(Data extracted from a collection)

------------------------------------

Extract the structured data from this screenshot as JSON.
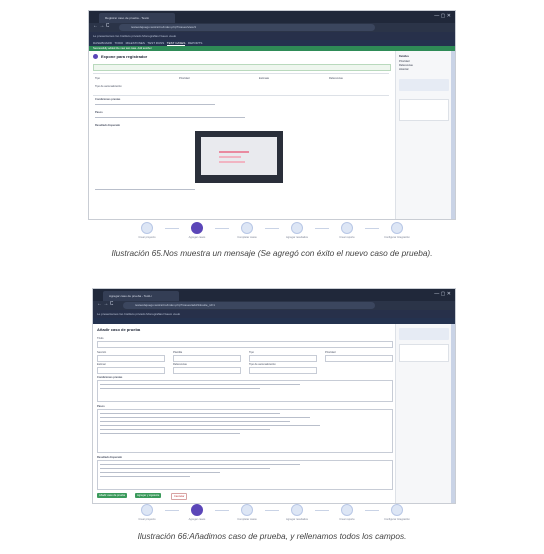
{
  "shot1": {
    "tab_label": "Registrar caso de prueba - TestLi",
    "url": "testeodejuego.testrail.io/index.php?/cases/view/1",
    "bookmarks": "Le presentamos Go   Instituto privado   Monografias   Nuevo vuelo",
    "nav": [
      "DASHBOARD",
      "TODO",
      "MILESTONES",
      "TEST RUNS",
      "TEST CASES",
      "REPORTS"
    ],
    "nav_active": "TEST CASES",
    "banner": "Successfully added the new test case. Add another",
    "case_title": "Expone para registrador",
    "sidebar_title": "Detalles",
    "sidebar_items": [
      "Prioridad",
      "Referencias",
      "Historial"
    ],
    "labels": {
      "type": "Tipo",
      "priority": "Prioridad",
      "estimate": "Estimate",
      "references": "Referencias",
      "automation": "Tipo de automatización",
      "preconditions": "Condiciones previas",
      "steps": "Pasos",
      "expected": "Resultado Esperado"
    }
  },
  "shot2": {
    "tab_label": "Agregar caso de prueba - TestLi",
    "url": "testeodejuego.testrail.io/index.php?/cases/add/1&suite_id=1",
    "bookmarks": "Le presentamos Go   Instituto privado   Monografias   Nuevo vuelo",
    "page_title": "Añadir caso de prueba",
    "fields": [
      "Título",
      "Sección",
      "Plantilla",
      "Tipo",
      "Prioridad",
      "Estimar",
      "Referencias",
      "Tipo de automatización"
    ],
    "preconditions_label": "Condiciones previas",
    "steps_label": "Pasos",
    "expected_label": "Resultado Esperado",
    "add_button": "Añadir caso de prueba",
    "add_next_button": "Agregar y siguiente",
    "cancel_button": "Cancelar"
  },
  "workflow": [
    {
      "label": "Crear proyecto",
      "active": false
    },
    {
      "label": "Agregar casos",
      "active": true
    },
    {
      "label": "Completar casos",
      "active": false
    },
    {
      "label": "Agregar resultados",
      "active": false
    },
    {
      "label": "Crear reporte",
      "active": false
    },
    {
      "label": "Configurar Integración",
      "active": false
    }
  ],
  "captions": {
    "fig65": "Ilustración 65.Nos muestra un mensaje (Se agregó con éxito el nuevo caso de prueba).",
    "fig66": "Ilustración 66:Añadimos caso de prueba, y rellenamos todos los campos."
  },
  "colors": {
    "chrome": "#20283a",
    "accent": "#5b46b8",
    "success": "#2e8b57"
  }
}
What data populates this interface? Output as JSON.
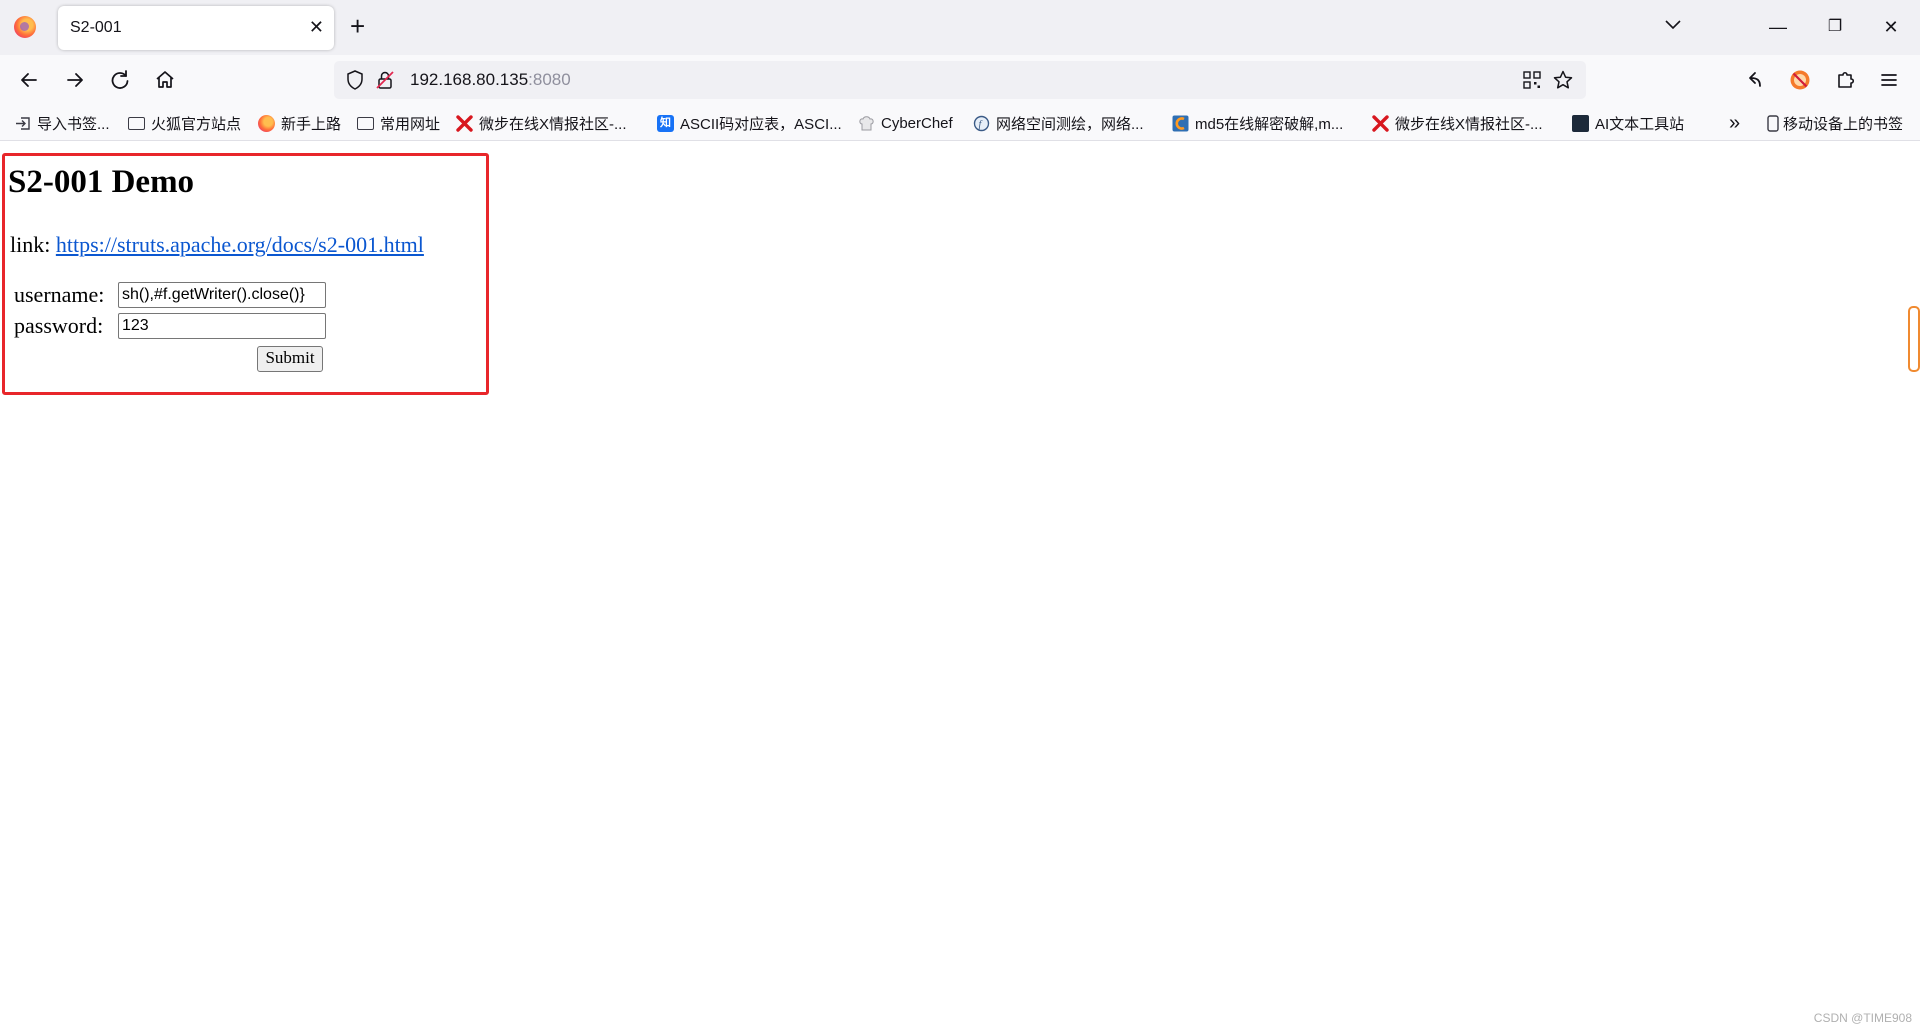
{
  "tab": {
    "title": "S2-001"
  },
  "window": {
    "new_tab": "+",
    "close_tab": "✕",
    "minimize": "—",
    "restore": "❐",
    "close": "✕"
  },
  "urlbar": {
    "host": "192.168.80.135",
    "port": ":8080"
  },
  "bookmarks": {
    "items": [
      {
        "label": "导入书签...",
        "icon": "import-icon"
      },
      {
        "label": "火狐官方站点",
        "icon": "folder-icon"
      },
      {
        "label": "新手上路",
        "icon": "firefox-icon"
      },
      {
        "label": "常用网址",
        "icon": "folder-icon"
      },
      {
        "label": "微步在线X情报社区-...",
        "icon": "threatbook-icon"
      },
      {
        "label": "ASCII码对应表，ASCI...",
        "icon": "zhihu-icon"
      },
      {
        "label": "CyberChef",
        "icon": "cyberchef-icon"
      },
      {
        "label": "网络空间测绘，网络...",
        "icon": "fofa-icon"
      },
      {
        "label": "md5在线解密破解,m...",
        "icon": "md5-icon"
      },
      {
        "label": "微步在线X情报社区-...",
        "icon": "threatbook-icon"
      },
      {
        "label": "AI文本工具站",
        "icon": "ai-tool-icon"
      }
    ],
    "overflow": "»",
    "mobile": "移动设备上的书签"
  },
  "page": {
    "heading": "S2-001 Demo",
    "link_prefix": "link: ",
    "link_text": "https://struts.apache.org/docs/s2-001.html",
    "username_label": "username:",
    "username_value": "sh(),#f.getWriter().close()}",
    "password_label": "password:",
    "password_value": "123",
    "submit_label": "Submit"
  },
  "watermark": "CSDN @TIME908",
  "colors": {
    "highlight_box": "#e8262a",
    "link": "#0b57d0",
    "threatbook": "#d8171f",
    "zhihu": "#1772f6"
  }
}
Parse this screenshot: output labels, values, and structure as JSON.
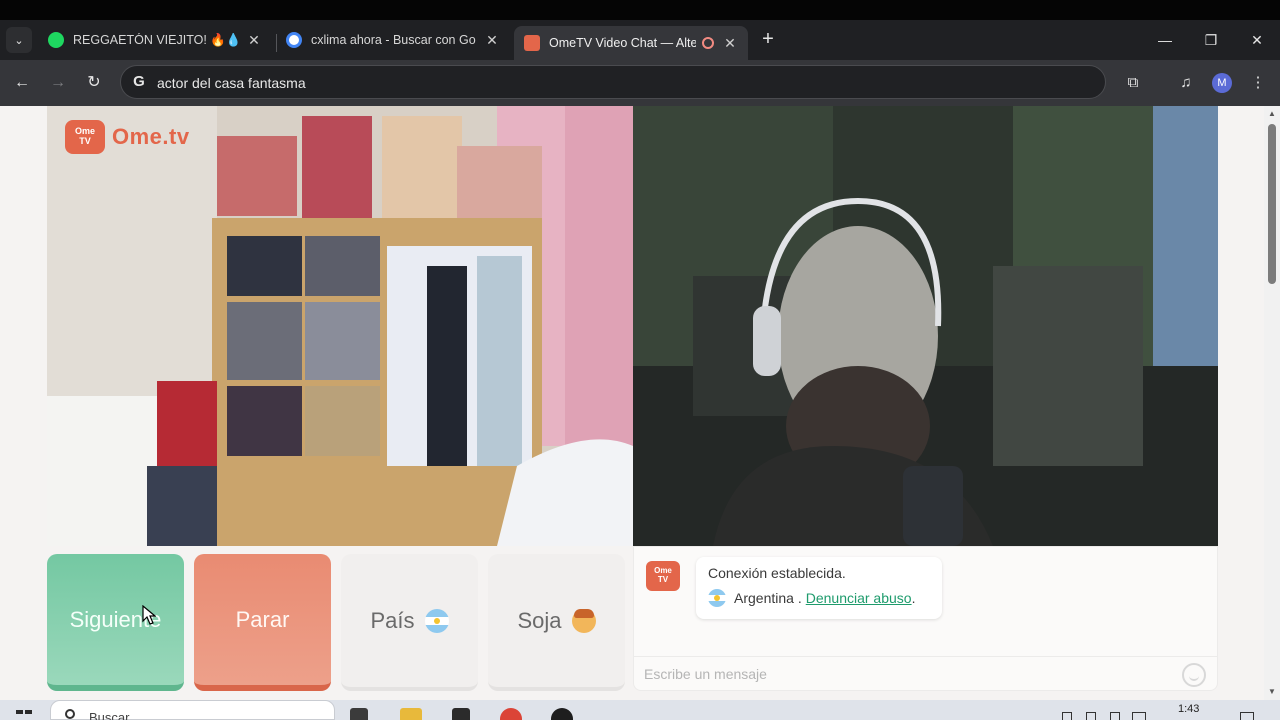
{
  "browser": {
    "tabs": [
      {
        "title": "REGGAETÓN VIEJITO! 🔥💧 - pl",
        "favicon": "spotify-icon",
        "favicon_color": "#1ed760",
        "active": false
      },
      {
        "title": "cxlima ahora - Buscar con Goo",
        "favicon": "google-icon",
        "favicon_color": "#ffffff",
        "active": false
      },
      {
        "title": "OmeTV Video Chat — Alter",
        "favicon": "ometv-icon",
        "favicon_color": "#e3664a",
        "active": true
      }
    ],
    "close_glyph": "✕",
    "new_tab_glyph": "+",
    "address": "actor del casa fantasma",
    "profile_initial": "M"
  },
  "site": {
    "logo_badge": "Ome\nTV",
    "logo_text": "Ome.tv",
    "buttons": {
      "next": "Siguiente",
      "stop": "Parar",
      "country": "País",
      "gender": "Soja"
    },
    "chat": {
      "logo_badge": "Ome\nTV",
      "status": "Conexión establecida.",
      "country": "Argentina .",
      "report": "Denunciar abuso",
      "report_suffix": ".",
      "input_placeholder": "Escribe un mensaje"
    }
  },
  "taskbar": {
    "search_text": "Buscar",
    "time": "1:43"
  },
  "colors": {
    "next_button": "#74c8a2",
    "stop_button": "#e98b72",
    "brand": "#e3664a",
    "link": "#1e9b6c"
  }
}
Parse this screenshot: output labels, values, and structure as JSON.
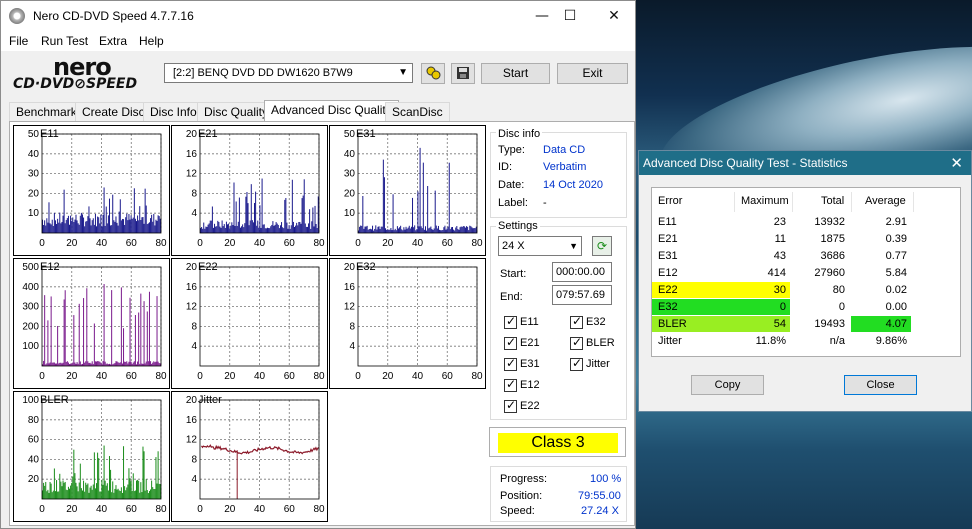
{
  "app": {
    "title": "Nero CD-DVD Speed 4.7.7.16",
    "logo_top": "nero",
    "logo_bottom": "CD·DVD⊘SPEED"
  },
  "window_controls": {
    "minimize": "—",
    "maximize": "☐",
    "close": "✕"
  },
  "menu": [
    "File",
    "Run Test",
    "Extra",
    "Help"
  ],
  "toolbar": {
    "drive": "[2:2]   BENQ DVD DD DW1620 B7W9",
    "start_label": "Start",
    "exit_label": "Exit"
  },
  "tabs": [
    "Benchmark",
    "Create Disc",
    "Disc Info",
    "Disc Quality",
    "Advanced Disc Quality",
    "ScanDisc"
  ],
  "active_tab": "Advanced Disc Quality",
  "disc_info": {
    "header": "Disc info",
    "type_label": "Type:",
    "type": "Data CD",
    "id_label": "ID:",
    "id": "Verbatim",
    "date_label": "Date:",
    "date": "14 Oct 2020",
    "label_label": "Label:",
    "label": "-"
  },
  "settings": {
    "header": "Settings",
    "speed": "24 X",
    "start_label": "Start:",
    "start": "000:00.00",
    "end_label": "End:",
    "end": "079:57.69",
    "checkboxes": [
      "E11",
      "E32",
      "E21",
      "BLER",
      "E31",
      "Jitter",
      "E12",
      "E22"
    ]
  },
  "class": "Class 3",
  "progress": {
    "progress_label": "Progress:",
    "progress": "100 %",
    "position_label": "Position:",
    "position": "79:55.00",
    "speed_label": "Speed:",
    "speed": "27.24 X"
  },
  "chart_data": [
    {
      "type": "bar",
      "title": "E11",
      "xlim": [
        0,
        80
      ],
      "ylim": [
        0,
        50
      ],
      "yticks": [
        10,
        20,
        30,
        40,
        50
      ],
      "xticks": [
        0,
        20,
        40,
        60,
        80
      ],
      "color": "#1a1a8c",
      "base": 8,
      "max": 23
    },
    {
      "type": "bar",
      "title": "E21",
      "xlim": [
        0,
        80
      ],
      "ylim": [
        0,
        20
      ],
      "yticks": [
        4,
        8,
        12,
        16,
        20
      ],
      "xticks": [
        0,
        20,
        40,
        60,
        80
      ],
      "color": "#1a1a8c",
      "base": 2,
      "max": 11
    },
    {
      "type": "bar",
      "title": "E31",
      "xlim": [
        0,
        80
      ],
      "ylim": [
        0,
        50
      ],
      "yticks": [
        10,
        20,
        30,
        40,
        50
      ],
      "xticks": [
        0,
        20,
        40,
        60,
        80
      ],
      "color": "#1a1a8c",
      "base": 3,
      "max": 43
    },
    {
      "type": "bar",
      "title": "E12",
      "xlim": [
        0,
        80
      ],
      "ylim": [
        0,
        500
      ],
      "yticks": [
        100,
        200,
        300,
        400,
        500
      ],
      "xticks": [
        0,
        20,
        40,
        60,
        80
      ],
      "color": "#7a1a8c",
      "base": 20,
      "max": 414
    },
    {
      "type": "bar",
      "title": "E22",
      "xlim": [
        0,
        80
      ],
      "ylim": [
        0,
        20
      ],
      "yticks": [
        4,
        8,
        12,
        16,
        20
      ],
      "xticks": [
        0,
        20,
        40,
        60,
        80
      ],
      "color": "#7a1a8c",
      "base": 0,
      "max": 0
    },
    {
      "type": "bar",
      "title": "E32",
      "xlim": [
        0,
        80
      ],
      "ylim": [
        0,
        20
      ],
      "yticks": [
        4,
        8,
        12,
        16,
        20
      ],
      "xticks": [
        0,
        20,
        40,
        60,
        80
      ],
      "color": "#7a1a8c",
      "base": 0,
      "max": 0
    },
    {
      "type": "bar",
      "title": "BLER",
      "xlim": [
        0,
        80
      ],
      "ylim": [
        0,
        100
      ],
      "yticks": [
        20,
        40,
        60,
        80,
        100
      ],
      "xticks": [
        0,
        20,
        40,
        60,
        80
      ],
      "color": "#1a8c1a",
      "base": 15,
      "max": 54
    },
    {
      "type": "line",
      "title": "Jitter",
      "xlim": [
        0,
        80
      ],
      "ylim": [
        0,
        20
      ],
      "yticks": [
        4,
        8,
        12,
        16,
        20
      ],
      "xticks": [
        0,
        20,
        40,
        60,
        80
      ],
      "color": "#8c1a2a",
      "level": 9.86,
      "max": 11.8
    }
  ],
  "stats_dialog": {
    "title": "Advanced Disc Quality Test - Statistics",
    "headers": [
      "Error",
      "Maximum",
      "Total",
      "Average"
    ],
    "rows": [
      {
        "name": "E11",
        "maximum": "23",
        "total": "13932",
        "average": "2.91",
        "highlight": "",
        "avg_highlight": ""
      },
      {
        "name": "E21",
        "maximum": "11",
        "total": "1875",
        "average": "0.39",
        "highlight": "",
        "avg_highlight": ""
      },
      {
        "name": "E31",
        "maximum": "43",
        "total": "3686",
        "average": "0.77",
        "highlight": "",
        "avg_highlight": ""
      },
      {
        "name": "E12",
        "maximum": "414",
        "total": "27960",
        "average": "5.84",
        "highlight": "",
        "avg_highlight": ""
      },
      {
        "name": "E22",
        "maximum": "30",
        "total": "80",
        "average": "0.02",
        "highlight": "#ffff00",
        "avg_highlight": ""
      },
      {
        "name": "E32",
        "maximum": "0",
        "total": "0",
        "average": "0.00",
        "highlight": "#22dd22",
        "avg_highlight": ""
      },
      {
        "name": "BLER",
        "maximum": "54",
        "total": "19493",
        "average": "4.07",
        "highlight": "#99ee22",
        "avg_highlight": "#22dd22"
      },
      {
        "name": "Jitter",
        "maximum": "11.8%",
        "total": "n/a",
        "average": "9.86%",
        "highlight": "",
        "avg_highlight": ""
      }
    ],
    "copy_label": "Copy",
    "close_label": "Close"
  }
}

------------------------------------

(SET PROBLEM)
Read the entries and show each line that mentions "testrail".

(FINAL ANSWER)
    "url": "testeodejuego.testrail.io/index.php?/cases/view/1",
    "url": "testeodejuego.testrail.io/index.php?/cases/add/1&suite_id=1",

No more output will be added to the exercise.